**Exercise prompt:**
Answer with nothing except the number of lines that contain the word "screenshot".

**Input material:**
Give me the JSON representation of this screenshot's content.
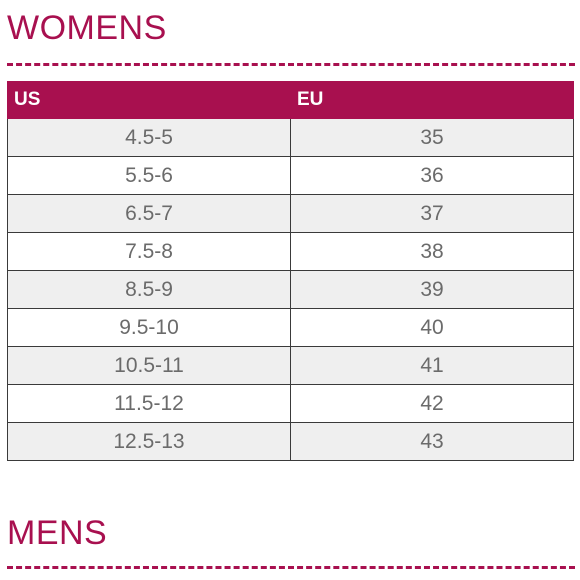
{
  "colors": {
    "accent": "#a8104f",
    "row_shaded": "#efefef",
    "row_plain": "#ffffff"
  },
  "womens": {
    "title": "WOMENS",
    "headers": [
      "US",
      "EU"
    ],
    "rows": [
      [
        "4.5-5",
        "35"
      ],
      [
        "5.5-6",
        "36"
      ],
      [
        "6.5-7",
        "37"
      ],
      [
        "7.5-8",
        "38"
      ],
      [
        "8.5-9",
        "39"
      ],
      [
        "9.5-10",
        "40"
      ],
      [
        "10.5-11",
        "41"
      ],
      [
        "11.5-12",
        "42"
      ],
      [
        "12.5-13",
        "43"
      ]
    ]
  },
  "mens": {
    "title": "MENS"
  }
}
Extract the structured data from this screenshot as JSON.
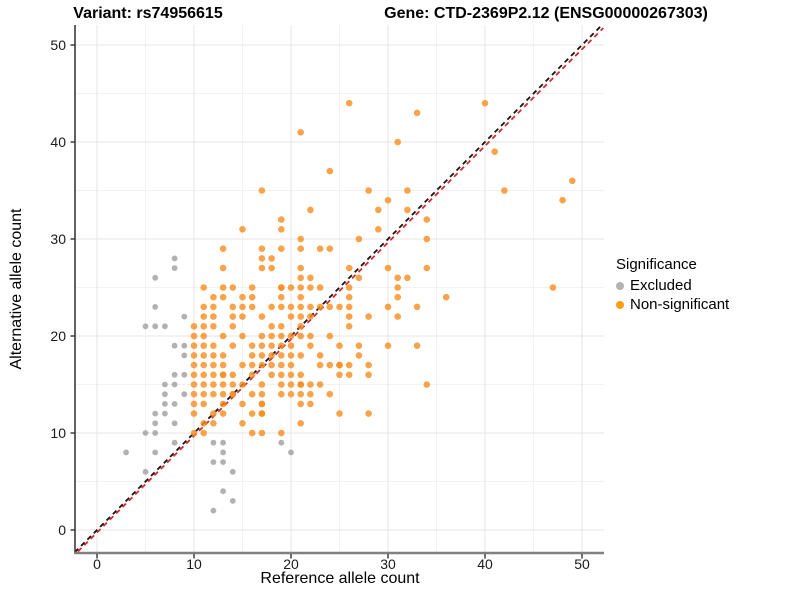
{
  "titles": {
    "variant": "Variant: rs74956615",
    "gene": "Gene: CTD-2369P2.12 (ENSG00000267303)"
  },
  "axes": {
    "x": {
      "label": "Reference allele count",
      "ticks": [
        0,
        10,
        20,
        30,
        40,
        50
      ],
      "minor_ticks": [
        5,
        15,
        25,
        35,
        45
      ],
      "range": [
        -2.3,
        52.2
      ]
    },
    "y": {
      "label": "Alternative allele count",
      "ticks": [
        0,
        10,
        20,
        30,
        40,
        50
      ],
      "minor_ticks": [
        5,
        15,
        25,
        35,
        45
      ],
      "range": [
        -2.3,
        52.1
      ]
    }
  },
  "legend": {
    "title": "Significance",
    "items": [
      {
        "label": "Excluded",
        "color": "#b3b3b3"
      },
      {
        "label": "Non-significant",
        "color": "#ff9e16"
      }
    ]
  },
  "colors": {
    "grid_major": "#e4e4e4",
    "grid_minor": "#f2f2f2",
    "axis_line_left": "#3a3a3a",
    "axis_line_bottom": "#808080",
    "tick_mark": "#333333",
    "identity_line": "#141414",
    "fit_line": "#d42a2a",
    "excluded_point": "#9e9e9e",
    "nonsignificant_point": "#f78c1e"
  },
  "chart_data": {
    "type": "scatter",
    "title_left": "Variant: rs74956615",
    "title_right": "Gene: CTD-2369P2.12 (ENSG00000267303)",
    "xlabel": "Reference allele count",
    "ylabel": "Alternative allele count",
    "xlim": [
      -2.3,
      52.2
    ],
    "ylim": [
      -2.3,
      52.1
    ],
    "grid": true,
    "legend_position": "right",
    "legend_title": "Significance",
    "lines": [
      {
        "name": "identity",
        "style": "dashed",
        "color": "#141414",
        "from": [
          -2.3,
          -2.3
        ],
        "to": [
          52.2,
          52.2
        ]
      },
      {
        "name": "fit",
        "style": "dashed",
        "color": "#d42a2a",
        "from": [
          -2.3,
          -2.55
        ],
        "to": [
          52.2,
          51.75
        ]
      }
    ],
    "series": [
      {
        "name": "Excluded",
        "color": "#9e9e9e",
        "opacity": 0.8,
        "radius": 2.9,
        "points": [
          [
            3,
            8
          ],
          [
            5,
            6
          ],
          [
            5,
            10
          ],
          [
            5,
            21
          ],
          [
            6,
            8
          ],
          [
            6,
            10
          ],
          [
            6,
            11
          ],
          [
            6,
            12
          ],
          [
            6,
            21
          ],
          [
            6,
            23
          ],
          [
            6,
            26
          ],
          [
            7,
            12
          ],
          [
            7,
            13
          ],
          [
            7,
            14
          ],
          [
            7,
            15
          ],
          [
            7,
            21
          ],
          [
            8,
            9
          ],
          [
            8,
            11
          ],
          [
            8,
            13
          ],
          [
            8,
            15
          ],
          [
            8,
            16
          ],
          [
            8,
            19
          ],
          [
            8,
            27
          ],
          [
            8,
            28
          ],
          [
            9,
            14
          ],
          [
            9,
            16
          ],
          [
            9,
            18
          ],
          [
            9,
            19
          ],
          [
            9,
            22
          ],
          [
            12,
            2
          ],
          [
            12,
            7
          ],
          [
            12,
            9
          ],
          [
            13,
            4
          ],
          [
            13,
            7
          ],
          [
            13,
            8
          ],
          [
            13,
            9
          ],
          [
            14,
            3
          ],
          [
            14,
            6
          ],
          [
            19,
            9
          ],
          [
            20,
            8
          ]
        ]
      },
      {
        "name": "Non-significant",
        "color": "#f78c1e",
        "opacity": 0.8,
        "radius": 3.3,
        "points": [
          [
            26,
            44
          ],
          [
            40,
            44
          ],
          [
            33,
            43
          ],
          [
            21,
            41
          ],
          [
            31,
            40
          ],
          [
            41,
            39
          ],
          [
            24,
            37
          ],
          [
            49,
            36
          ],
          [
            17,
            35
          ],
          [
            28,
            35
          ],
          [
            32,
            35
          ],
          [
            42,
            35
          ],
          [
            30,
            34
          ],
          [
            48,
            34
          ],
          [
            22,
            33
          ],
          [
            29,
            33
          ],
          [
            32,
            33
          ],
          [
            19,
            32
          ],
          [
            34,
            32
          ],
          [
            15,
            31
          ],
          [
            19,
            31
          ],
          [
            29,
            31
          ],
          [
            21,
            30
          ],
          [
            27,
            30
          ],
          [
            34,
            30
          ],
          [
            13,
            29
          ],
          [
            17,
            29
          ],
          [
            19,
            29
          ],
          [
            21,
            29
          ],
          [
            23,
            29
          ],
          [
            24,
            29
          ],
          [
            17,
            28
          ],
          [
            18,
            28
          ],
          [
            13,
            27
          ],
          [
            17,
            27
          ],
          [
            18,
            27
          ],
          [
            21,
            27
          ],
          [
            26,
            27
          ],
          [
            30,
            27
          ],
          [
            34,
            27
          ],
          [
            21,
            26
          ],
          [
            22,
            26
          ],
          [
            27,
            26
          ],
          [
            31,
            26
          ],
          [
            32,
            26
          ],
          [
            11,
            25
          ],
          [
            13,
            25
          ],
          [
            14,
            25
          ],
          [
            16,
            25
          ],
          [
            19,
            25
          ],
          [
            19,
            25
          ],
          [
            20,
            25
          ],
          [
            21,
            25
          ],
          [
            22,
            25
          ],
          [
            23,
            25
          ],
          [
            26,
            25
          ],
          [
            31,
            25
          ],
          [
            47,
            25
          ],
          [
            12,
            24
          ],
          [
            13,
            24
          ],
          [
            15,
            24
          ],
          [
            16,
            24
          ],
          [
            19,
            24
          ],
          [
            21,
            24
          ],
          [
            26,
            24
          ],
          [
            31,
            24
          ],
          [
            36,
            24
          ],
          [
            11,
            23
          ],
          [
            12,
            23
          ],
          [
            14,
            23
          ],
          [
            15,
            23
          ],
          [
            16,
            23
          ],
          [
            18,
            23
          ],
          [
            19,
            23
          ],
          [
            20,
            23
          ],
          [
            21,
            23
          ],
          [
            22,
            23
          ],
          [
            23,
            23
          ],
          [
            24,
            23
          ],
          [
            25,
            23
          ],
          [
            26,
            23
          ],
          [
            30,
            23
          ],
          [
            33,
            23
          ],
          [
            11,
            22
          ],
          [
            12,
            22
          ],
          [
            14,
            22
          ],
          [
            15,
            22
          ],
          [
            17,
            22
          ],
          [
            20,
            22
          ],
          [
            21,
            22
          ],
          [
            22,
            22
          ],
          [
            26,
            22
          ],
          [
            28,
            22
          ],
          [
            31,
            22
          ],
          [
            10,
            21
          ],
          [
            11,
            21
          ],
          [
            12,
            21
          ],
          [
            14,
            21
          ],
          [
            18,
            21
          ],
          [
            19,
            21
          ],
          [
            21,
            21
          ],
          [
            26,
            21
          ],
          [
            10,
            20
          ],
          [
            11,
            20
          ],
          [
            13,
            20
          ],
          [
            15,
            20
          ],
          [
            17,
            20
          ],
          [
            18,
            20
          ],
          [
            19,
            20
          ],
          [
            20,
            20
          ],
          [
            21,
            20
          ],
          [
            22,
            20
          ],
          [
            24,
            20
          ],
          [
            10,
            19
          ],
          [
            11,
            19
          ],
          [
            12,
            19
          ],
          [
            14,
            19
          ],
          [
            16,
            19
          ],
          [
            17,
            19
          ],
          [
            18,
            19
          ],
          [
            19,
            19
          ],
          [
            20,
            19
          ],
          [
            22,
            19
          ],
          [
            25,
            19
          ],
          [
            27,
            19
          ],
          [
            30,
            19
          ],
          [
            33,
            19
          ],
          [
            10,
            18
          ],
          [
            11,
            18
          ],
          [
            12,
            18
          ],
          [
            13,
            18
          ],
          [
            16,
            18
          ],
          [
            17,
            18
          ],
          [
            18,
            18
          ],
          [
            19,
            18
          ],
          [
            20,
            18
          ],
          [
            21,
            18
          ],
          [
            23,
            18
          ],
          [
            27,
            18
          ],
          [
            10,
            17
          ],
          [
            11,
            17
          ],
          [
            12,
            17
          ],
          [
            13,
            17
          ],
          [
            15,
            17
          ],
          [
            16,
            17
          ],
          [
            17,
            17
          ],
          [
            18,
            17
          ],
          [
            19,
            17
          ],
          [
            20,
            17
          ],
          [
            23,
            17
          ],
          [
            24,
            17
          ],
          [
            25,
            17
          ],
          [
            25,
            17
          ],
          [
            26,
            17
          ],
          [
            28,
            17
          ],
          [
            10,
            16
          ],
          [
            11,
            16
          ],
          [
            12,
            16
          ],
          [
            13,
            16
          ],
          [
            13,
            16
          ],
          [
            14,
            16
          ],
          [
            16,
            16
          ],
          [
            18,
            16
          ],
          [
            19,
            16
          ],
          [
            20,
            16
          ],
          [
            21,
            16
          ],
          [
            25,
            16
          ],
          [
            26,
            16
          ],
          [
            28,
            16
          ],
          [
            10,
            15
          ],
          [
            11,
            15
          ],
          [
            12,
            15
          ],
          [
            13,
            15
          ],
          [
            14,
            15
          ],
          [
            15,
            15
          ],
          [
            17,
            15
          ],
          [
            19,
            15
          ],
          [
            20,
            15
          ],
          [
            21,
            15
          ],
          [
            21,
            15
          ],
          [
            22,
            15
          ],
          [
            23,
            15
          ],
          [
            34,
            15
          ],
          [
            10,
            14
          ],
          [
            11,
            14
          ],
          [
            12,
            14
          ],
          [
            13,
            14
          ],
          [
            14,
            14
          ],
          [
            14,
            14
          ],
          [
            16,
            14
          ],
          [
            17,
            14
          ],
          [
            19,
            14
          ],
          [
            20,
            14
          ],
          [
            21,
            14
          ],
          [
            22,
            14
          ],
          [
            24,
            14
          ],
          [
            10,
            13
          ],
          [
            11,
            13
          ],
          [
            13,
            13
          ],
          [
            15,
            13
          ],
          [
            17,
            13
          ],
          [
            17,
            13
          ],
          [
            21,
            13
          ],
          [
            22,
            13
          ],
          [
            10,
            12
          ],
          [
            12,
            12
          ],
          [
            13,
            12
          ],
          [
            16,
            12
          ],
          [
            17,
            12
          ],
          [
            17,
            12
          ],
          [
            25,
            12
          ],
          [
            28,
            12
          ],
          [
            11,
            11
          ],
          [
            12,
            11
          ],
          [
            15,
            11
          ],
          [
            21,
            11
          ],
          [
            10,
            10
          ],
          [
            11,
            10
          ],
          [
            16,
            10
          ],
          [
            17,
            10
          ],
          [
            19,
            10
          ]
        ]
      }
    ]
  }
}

**Written solution:**
2